═══ DATASET EXCERPTS ═══
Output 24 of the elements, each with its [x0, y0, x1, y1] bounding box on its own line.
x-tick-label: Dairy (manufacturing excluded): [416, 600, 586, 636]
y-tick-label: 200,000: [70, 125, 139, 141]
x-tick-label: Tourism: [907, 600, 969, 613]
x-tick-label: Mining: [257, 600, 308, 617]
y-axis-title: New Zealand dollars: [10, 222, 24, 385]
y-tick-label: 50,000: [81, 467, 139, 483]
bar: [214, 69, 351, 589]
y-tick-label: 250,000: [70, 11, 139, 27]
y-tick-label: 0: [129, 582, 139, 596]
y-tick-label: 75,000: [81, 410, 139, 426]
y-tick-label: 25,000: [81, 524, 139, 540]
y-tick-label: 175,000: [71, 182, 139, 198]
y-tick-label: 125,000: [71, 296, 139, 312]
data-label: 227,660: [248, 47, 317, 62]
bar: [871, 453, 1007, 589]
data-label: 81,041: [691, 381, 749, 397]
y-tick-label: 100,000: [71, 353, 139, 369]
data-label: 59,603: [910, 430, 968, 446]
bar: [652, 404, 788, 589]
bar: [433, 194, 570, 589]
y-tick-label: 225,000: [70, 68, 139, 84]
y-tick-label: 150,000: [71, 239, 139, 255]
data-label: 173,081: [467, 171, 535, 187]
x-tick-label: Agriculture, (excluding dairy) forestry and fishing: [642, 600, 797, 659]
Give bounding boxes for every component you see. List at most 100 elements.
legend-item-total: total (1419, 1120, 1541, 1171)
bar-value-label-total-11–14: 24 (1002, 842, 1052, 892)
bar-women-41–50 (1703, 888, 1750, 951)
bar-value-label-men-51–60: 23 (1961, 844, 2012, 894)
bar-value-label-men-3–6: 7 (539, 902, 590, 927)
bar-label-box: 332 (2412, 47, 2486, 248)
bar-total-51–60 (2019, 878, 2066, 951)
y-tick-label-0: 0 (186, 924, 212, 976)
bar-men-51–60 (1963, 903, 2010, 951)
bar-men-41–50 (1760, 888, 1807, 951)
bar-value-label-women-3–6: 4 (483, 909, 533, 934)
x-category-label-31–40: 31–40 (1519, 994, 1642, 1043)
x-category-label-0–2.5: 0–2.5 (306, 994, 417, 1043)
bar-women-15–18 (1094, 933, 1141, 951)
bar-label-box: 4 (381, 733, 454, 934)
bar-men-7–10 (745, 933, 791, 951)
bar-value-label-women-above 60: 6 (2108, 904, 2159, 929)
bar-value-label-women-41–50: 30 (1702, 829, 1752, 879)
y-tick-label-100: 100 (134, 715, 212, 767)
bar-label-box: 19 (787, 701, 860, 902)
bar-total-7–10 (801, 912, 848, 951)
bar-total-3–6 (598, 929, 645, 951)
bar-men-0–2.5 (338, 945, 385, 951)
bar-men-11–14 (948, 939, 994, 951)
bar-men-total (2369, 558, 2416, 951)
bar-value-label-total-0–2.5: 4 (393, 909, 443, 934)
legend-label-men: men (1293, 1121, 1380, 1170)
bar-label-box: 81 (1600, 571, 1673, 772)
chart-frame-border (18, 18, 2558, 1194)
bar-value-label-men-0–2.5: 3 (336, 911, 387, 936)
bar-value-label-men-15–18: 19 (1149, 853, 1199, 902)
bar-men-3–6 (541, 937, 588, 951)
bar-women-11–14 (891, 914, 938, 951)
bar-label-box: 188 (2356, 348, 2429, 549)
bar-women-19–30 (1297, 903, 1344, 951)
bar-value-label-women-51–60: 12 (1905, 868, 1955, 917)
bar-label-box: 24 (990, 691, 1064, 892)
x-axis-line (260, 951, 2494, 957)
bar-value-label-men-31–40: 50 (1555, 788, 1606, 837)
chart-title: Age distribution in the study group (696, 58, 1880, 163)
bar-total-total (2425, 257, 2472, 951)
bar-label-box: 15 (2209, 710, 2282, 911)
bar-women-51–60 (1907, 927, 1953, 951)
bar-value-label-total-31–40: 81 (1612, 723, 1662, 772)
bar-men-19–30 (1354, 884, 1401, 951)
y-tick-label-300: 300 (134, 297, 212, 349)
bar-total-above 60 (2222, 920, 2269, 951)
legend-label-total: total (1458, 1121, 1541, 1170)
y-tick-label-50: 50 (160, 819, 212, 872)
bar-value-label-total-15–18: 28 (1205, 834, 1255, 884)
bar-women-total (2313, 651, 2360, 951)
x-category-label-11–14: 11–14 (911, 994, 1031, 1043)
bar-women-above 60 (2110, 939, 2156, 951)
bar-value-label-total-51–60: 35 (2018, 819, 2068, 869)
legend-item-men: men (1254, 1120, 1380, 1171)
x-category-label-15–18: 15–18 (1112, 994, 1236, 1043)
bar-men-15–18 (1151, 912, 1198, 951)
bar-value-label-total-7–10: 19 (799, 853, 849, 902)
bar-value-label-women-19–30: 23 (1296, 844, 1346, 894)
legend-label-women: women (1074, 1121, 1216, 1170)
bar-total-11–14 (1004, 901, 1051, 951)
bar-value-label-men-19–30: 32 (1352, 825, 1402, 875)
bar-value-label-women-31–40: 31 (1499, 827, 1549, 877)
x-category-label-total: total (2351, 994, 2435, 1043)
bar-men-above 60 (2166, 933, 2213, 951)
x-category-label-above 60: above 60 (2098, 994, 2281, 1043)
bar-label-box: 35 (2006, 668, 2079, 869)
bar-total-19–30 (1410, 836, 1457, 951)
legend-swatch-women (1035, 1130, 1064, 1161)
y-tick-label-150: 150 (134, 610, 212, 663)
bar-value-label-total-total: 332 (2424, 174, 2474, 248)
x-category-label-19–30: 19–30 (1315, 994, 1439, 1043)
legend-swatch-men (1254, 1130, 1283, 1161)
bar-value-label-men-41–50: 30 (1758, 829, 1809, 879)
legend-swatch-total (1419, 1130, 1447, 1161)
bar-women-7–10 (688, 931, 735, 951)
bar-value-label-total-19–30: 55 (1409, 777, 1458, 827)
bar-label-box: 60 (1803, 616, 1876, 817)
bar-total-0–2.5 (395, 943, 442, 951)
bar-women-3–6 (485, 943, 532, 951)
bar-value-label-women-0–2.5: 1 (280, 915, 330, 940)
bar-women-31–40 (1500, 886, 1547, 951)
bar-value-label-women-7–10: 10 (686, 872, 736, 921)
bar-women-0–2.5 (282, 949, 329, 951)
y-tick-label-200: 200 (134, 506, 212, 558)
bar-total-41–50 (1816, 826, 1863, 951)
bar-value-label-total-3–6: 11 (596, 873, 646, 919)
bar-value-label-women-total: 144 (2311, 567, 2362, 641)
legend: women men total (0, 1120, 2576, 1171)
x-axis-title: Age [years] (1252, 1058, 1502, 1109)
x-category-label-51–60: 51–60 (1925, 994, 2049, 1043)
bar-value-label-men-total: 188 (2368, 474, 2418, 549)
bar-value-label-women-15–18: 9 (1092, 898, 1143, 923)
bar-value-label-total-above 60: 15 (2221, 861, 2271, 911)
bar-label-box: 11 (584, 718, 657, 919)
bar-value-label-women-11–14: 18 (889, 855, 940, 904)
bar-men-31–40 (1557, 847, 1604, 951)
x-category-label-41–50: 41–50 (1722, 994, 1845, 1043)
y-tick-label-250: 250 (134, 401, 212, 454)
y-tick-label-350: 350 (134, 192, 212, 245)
═══
WRITTEN INSTRUCTION
Render the records from their first line through the line containing "data-label: 173,081: [467, 171, 535, 187]", both included, as a Markdown table with the columns No. and Text, one row per line and blank lines omitted.

SOLUTION FOR THIS EXERCISE
| No. | Text |
|---|---|
| 1 | Output 24 of the elements, each with its [x0, y0, x1, y1] bounding box on its own line. |
| 2 | x-tick-label: Dairy (manufacturing excluded): [416, 600, 586, 636] |
| 3 | y-tick-label: 200,000: [70, 125, 139, 141] |
| 4 | x-tick-label: Tourism: [907, 600, 969, 613] |
| 5 | x-tick-label: Mining: [257, 600, 308, 617] |
| 6 | y-axis-title: New Zealand dollars: [10, 222, 24, 385] |
| 7 | y-tick-label: 50,000: [81, 467, 139, 483] |
| 8 | bar: [214, 69, 351, 589] |
| 9 | y-tick-label: 250,000: [70, 11, 139, 27] |
| 10 | y-tick-label: 0: [129, 582, 139, 596] |
| 11 | y-tick-label: 75,000: [81, 410, 139, 426] |
| 12 | y-tick-label: 25,000: [81, 524, 139, 540] |
| 13 | y-tick-label: 175,000: [71, 182, 139, 198] |
| 14 | y-tick-label: 125,000: [71, 296, 139, 312] |
| 15 | data-label: 227,660: [248, 47, 317, 62] |
| 16 | bar: [871, 453, 1007, 589] |
| 17 | data-label: 81,041: [691, 381, 749, 397] |
| 18 | y-tick-label: 100,000: [71, 353, 139, 369] |
| 19 | data-label: 59,603: [910, 430, 968, 446] |
| 20 | bar: [652, 404, 788, 589] |
| 21 | bar: [433, 194, 570, 589] |
| 22 | y-tick-label: 225,000: [70, 68, 139, 84] |
| 23 | y-tick-label: 150,000: [71, 239, 139, 255] |
| 24 | data-label: 173,081: [467, 171, 535, 187] |